Source extract →
########################################
Hengshui () is a prefecture-level city in southern Hebei province, People's Republic of China, bordering Shandong to the southeast. At the 2010 census its population was 4,340,373 inhabitants whom 522,147 lived in the built-up (or metro) area made of Taocheng urban district. It is on the Beijing–Kowloon railway.

Administrative divisions

Education
Hengshui High School and Hengshui University are located in Hengshui.

Sights

The Harrison International Peace Hospital is located in Hengshui.  This comprehensive teaching and research hospital was named after Dr. Tillson Harrison, a martyr to the Chinese revolution.  Dr. Harrison, a Canadian, died in 1947 while transporting medical equipment and supplies.  Some of this equipment is on display in an exhibition room in the hospital.
The hospital uses both traditional Chinese medicine and modern western diagnostic and therapeutic technology.
########################################
The data →
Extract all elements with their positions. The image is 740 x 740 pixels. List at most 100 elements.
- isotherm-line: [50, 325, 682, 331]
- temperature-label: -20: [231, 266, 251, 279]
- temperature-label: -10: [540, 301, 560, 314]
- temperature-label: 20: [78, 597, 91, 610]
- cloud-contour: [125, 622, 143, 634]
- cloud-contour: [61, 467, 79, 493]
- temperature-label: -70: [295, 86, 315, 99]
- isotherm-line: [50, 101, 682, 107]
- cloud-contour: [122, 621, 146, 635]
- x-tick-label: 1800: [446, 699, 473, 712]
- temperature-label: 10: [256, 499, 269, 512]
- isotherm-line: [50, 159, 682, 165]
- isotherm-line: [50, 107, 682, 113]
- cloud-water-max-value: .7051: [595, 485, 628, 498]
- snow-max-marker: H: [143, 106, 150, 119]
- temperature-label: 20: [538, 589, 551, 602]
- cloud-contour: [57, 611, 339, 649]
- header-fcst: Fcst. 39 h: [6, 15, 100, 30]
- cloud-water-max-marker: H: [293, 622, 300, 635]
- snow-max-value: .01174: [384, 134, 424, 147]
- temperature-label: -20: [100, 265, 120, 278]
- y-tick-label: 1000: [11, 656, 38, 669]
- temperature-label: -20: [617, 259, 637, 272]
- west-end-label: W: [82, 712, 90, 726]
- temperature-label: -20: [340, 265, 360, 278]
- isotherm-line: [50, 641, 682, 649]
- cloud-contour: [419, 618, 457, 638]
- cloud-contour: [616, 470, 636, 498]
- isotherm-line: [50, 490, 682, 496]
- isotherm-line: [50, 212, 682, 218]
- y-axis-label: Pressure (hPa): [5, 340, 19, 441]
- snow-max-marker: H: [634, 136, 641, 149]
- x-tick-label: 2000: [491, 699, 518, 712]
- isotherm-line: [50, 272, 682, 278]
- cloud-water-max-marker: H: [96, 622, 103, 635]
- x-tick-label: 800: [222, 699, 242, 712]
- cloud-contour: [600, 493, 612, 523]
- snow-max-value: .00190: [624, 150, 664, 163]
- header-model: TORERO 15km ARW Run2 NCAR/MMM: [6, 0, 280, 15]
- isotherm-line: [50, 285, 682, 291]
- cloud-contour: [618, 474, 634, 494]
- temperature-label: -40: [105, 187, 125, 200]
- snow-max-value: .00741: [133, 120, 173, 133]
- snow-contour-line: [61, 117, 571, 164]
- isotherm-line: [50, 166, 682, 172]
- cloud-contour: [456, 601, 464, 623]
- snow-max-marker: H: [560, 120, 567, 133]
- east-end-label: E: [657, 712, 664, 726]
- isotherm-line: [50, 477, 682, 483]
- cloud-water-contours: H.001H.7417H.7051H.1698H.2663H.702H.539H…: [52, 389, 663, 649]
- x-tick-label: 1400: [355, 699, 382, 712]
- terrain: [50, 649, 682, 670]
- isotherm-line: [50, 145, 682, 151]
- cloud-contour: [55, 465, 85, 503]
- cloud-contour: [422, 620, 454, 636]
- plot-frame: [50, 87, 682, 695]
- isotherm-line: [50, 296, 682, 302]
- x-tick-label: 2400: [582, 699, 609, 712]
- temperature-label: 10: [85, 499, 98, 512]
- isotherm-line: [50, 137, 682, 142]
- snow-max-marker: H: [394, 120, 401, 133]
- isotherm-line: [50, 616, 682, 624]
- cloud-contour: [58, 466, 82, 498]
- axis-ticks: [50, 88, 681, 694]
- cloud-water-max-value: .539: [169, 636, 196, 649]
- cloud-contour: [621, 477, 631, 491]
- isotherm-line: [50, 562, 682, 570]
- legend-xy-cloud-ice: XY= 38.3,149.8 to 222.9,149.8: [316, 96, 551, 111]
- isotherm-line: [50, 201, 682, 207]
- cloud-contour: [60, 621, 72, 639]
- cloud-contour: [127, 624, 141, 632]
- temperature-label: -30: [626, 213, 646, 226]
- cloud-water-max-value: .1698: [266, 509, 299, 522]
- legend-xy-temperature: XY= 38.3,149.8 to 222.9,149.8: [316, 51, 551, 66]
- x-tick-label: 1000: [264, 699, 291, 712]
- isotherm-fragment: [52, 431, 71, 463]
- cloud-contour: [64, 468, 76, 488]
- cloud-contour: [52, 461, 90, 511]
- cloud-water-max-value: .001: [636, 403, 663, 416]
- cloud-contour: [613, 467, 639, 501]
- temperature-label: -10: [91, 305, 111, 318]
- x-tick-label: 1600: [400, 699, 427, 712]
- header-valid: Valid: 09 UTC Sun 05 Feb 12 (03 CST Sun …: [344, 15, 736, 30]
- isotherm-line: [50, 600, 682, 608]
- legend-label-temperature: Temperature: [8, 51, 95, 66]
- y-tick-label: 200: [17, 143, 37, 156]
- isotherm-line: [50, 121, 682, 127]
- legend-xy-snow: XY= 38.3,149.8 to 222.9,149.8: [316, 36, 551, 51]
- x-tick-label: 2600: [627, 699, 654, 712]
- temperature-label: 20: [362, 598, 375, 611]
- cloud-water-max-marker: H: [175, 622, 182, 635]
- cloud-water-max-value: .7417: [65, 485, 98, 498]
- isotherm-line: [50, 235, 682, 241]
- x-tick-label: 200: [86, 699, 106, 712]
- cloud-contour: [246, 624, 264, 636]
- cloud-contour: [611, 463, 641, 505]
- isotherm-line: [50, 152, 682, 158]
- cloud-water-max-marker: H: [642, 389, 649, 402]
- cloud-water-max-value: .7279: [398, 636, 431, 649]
########################################
Questions on the material →
(a) Answer these about the Hengshui text, one line each:
(i) What was Hengshui's population at the 2010 census?
(ii) Which railway is Hengshui on?
(iii) In what year did Dr. Tillson Harrison die?
(b) Output the Hengshui text word for word, starting at "Administrative divisions" and ending at "in the hospital.".
(c) Can you carry on the text about Hengshui, picking up right after its final sentence?

Answers given →
(a)
(i) 4,340,373 inhabitants
(ii) The Beijing–Kowloon railway
(iii) 1947

(b)
Administrative divisions

Education
Hengshui High School and Hengshui University are located in Hengshui.

Sights

The Harrison International Peace Hospital is located in Hengshui.  This comprehensive teaching and research hospital was named after Dr. Tillson Harrison, a martyr to the Chinese revolution.  Dr. Harrison, a Canadian, died in 1947 while transporting medical equipment and supplies.  Some of this equipment is on display in an exhibition room in the hospital.

(c)
The city is renowned as the centre for inside painting, mainly of small snuff bottles. Zhang Rucai was born in Hebei Province and since 1972, he started to learn the art of inside painting. In April 1996, he was conferred the title Master of Chinese Folk Arts & Crafts by UNESCO. The city has a fascinating museum and exhibition of the art of the inside painter - many complex paintings done on the inside of small snuff bottles as well as special larger pieces of glassware.

There is a Buddhist Temple on the outskirts of the city which is well worth a visit, as is the bridge in the old part of the city - one of the few remnants of the old town.

Geography and Climate

Air pollution
According to a survey made by "Global voices China" in February 2013, 7 cities in Hebei including Xingtai, Shijiazhuang, Baoding, Handan, Langfang, Hengshui and Tangshan, are among China's 10 most polluted cities.

Religion
Hengshui is the seat of the Catholic Diocese of Hengshui.